Copy out each line that mentions the word "PERCENT".

## start Supplied material

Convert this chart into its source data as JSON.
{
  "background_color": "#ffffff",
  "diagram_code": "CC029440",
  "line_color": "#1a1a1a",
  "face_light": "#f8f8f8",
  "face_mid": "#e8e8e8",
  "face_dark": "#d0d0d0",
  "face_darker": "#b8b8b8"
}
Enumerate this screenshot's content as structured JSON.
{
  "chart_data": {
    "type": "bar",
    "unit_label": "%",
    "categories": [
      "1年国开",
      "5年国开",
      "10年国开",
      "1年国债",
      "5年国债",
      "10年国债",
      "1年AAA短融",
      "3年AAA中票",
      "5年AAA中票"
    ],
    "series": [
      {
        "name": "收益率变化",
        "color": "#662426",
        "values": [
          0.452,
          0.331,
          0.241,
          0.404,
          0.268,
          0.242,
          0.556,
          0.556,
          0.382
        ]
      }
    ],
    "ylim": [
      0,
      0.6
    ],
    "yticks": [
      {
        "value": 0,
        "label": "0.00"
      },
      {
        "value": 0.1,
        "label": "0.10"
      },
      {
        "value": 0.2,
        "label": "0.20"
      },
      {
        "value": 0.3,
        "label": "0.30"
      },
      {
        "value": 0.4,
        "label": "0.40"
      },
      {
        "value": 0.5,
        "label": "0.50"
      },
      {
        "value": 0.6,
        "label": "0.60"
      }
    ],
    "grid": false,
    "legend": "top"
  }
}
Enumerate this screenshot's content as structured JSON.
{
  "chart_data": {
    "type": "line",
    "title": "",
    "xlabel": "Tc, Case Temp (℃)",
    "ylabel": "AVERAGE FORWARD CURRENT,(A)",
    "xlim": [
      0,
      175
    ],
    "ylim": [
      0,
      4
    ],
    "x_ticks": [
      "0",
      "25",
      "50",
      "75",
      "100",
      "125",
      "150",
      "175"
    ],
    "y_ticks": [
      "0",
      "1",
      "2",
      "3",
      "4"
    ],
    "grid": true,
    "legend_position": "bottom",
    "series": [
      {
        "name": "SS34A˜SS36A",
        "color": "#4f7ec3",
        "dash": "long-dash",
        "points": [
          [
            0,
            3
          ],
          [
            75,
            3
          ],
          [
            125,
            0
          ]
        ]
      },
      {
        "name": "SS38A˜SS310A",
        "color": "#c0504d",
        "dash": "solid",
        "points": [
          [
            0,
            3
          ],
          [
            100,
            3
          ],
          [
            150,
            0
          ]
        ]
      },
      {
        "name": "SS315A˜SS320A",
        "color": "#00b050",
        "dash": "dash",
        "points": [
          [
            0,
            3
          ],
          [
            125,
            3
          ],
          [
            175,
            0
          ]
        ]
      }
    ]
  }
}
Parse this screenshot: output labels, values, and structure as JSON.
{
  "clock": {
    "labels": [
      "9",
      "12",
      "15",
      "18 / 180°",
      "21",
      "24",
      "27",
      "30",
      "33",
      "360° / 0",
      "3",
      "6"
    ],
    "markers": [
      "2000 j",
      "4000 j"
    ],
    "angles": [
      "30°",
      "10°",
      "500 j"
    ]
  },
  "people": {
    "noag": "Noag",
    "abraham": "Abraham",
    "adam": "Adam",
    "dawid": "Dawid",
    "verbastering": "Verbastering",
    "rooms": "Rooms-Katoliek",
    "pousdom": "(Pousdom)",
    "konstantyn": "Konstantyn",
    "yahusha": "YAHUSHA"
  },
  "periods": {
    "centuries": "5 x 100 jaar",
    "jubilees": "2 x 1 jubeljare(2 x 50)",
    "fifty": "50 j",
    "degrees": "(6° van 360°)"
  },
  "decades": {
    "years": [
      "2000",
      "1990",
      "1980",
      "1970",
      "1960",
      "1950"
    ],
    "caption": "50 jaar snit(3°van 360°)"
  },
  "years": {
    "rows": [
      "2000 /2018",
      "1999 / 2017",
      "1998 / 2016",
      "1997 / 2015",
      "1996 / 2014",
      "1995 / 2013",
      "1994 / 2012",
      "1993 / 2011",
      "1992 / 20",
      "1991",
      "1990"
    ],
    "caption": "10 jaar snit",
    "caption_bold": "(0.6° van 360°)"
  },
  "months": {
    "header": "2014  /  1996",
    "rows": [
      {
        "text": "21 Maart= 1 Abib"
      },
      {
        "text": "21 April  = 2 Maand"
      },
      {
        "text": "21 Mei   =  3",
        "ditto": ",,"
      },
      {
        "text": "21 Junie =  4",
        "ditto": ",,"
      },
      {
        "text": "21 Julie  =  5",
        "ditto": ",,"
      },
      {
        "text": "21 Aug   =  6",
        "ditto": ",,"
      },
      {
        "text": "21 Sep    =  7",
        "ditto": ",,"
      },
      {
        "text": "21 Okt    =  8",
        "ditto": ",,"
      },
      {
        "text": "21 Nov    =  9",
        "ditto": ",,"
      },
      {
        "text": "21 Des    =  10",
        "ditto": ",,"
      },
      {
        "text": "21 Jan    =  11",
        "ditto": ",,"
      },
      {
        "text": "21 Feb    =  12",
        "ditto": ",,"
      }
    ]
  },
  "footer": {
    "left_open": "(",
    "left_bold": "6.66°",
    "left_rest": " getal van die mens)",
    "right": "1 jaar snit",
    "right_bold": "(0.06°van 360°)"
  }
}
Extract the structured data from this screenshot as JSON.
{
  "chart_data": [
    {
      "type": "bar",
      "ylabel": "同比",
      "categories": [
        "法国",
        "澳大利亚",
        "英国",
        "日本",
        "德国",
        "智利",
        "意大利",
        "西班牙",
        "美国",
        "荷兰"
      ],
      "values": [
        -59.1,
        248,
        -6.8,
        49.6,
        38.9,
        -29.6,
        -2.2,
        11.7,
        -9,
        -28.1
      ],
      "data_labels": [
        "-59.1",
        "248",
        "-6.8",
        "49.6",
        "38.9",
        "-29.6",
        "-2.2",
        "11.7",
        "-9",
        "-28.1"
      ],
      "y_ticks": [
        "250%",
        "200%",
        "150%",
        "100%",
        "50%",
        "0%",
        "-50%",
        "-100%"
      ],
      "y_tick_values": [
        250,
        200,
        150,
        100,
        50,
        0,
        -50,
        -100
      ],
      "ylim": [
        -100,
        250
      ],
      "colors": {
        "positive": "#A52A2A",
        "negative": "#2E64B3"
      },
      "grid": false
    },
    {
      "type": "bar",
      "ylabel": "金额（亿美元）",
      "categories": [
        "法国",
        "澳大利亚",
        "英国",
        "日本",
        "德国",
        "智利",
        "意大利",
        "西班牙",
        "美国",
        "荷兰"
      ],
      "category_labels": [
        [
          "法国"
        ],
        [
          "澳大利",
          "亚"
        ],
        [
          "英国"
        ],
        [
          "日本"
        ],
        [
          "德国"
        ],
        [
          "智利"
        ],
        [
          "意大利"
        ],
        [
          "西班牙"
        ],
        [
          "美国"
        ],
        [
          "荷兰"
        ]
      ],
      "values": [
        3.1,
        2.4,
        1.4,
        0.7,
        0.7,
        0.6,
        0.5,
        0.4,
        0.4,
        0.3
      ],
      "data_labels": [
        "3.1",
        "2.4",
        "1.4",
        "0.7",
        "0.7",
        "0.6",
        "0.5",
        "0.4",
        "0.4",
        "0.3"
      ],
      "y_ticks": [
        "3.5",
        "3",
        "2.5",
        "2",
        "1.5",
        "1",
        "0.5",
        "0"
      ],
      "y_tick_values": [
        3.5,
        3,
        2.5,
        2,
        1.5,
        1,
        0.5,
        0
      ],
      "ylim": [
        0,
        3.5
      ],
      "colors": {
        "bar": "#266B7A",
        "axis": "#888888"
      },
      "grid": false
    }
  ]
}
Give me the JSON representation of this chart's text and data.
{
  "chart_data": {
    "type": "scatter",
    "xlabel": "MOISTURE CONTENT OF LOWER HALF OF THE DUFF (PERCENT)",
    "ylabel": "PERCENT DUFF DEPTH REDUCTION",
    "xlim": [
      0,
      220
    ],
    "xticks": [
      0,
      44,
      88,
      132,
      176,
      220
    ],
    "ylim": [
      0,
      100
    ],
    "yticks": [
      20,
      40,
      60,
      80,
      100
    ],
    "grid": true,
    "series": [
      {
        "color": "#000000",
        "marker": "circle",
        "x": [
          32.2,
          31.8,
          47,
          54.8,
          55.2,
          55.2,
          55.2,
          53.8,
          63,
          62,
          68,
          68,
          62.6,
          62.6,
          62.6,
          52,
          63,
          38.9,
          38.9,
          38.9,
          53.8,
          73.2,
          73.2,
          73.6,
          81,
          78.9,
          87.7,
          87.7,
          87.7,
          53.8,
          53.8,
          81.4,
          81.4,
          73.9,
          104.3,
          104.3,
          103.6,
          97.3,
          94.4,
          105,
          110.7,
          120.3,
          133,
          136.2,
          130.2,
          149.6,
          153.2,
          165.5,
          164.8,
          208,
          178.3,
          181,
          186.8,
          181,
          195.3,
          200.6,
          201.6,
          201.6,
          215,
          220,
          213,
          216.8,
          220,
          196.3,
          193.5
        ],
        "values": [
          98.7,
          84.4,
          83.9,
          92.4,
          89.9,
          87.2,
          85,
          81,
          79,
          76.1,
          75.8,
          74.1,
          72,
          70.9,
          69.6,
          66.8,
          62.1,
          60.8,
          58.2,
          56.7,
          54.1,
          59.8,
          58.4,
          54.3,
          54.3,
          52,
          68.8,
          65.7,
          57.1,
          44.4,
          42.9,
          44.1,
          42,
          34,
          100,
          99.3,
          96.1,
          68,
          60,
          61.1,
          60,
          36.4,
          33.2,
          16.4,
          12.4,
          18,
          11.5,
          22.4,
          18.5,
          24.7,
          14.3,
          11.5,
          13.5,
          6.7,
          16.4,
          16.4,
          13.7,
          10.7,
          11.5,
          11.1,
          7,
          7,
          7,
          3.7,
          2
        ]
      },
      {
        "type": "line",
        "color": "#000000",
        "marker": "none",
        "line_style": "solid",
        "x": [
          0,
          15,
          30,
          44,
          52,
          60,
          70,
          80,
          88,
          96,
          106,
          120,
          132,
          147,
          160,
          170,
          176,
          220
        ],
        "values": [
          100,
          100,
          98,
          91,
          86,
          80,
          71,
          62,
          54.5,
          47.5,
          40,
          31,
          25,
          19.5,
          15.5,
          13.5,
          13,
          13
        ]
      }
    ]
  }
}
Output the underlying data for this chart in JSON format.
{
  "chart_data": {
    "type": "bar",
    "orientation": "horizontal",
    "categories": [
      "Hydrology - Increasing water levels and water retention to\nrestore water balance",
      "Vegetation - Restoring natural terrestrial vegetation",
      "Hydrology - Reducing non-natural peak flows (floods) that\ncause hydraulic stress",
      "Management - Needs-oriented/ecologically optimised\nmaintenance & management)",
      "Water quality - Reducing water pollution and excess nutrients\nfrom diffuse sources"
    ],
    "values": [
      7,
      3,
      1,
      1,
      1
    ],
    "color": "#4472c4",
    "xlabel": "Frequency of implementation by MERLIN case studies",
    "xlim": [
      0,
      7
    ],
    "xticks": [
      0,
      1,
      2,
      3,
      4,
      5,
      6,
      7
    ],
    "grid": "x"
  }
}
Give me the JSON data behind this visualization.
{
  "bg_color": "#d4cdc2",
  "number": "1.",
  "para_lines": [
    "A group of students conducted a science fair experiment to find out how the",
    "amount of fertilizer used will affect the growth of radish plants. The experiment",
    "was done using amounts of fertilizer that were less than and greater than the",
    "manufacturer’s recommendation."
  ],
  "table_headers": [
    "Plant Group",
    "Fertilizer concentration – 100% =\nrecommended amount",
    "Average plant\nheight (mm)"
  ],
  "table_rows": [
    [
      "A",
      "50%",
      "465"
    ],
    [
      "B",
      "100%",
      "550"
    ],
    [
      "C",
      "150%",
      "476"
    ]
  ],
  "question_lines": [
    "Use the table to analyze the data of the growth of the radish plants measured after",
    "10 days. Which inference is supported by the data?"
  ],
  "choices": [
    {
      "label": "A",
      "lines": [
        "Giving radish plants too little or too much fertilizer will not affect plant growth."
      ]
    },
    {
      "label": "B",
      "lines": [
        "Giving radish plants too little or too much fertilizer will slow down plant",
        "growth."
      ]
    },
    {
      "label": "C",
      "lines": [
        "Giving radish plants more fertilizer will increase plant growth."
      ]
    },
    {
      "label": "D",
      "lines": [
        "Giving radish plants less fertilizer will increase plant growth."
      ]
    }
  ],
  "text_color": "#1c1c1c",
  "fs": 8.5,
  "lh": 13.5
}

## end Supplied material

→ Full solution
    "xlabel": "MOISTURE CONTENT OF LOWER HALF OF THE DUFF (PERCENT)",
    "ylabel": "PERCENT DUFF DEPTH REDUCTION",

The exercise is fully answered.